[Data entries]

'''

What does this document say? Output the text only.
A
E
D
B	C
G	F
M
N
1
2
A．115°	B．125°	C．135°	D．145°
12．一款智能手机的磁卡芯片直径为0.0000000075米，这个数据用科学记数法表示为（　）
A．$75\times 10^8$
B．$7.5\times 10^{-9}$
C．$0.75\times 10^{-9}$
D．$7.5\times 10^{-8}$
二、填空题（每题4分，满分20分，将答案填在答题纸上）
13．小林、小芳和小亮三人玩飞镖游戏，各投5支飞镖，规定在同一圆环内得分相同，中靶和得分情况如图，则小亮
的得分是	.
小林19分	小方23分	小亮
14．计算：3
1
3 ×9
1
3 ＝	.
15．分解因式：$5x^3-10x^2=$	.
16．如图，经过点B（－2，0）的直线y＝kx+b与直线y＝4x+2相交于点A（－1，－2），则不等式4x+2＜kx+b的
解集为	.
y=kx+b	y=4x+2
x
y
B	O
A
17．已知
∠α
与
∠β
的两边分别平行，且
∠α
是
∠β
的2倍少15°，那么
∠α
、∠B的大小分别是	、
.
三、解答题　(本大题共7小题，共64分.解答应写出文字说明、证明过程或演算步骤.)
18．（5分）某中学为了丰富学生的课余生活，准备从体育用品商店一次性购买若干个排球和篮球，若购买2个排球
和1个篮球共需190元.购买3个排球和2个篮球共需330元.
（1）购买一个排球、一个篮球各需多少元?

'''

> **TASK OBJECTIVE**
Using the entries above, please restate each one word for word.

> **RIGHT ANSWER**
What does this document say? Output the text only.
A
E
D
B	C
G	F
M
N
1
2
A．115°	B．125°	C．135°	D．145°
12．一款智能手机的磁卡芯片直径为0.0000000075米，这个数据用科学记数法表示为（　）
A．$75\times 10^8$
B．$7.5\times 10^{-9}$
C．$0.75\times 10^{-9}$
D．$7.5\times 10^{-8}$
二、填空题（每题4分，满分20分，将答案填在答题纸上）
13．小林、小芳和小亮三人玩飞镖游戏，各投5支飞镖，规定在同一圆环内得分相同，中靶和得分情况如图，则小亮
的得分是	.
小林19分	小方23分	小亮
14．计算：3
1
3 ×9
1
3 ＝	.
15．分解因式：$5x^3-10x^2=$	.
16．如图，经过点B（－2，0）的直线y＝kx+b与直线y＝4x+2相交于点A（－1，－2），则不等式4x+2＜kx+b的
解集为	.
y=kx+b	y=4x+2
x
y
B	O
A
17．已知
∠α
与
∠β
的两边分别平行，且
∠α
是
∠β
的2倍少15°，那么
∠α
、∠B的大小分别是	、
.
三、解答题　(本大题共7小题，共64分.解答应写出文字说明、证明过程或演算步骤.)
18．（5分）某中学为了丰富学生的课余生活，准备从体育用品商店一次性购买若干个排球和篮球，若购买2个排球
和1个篮球共需190元.购买3个排球和2个篮球共需330元.
（1）购买一个排球、一个篮球各需多少元?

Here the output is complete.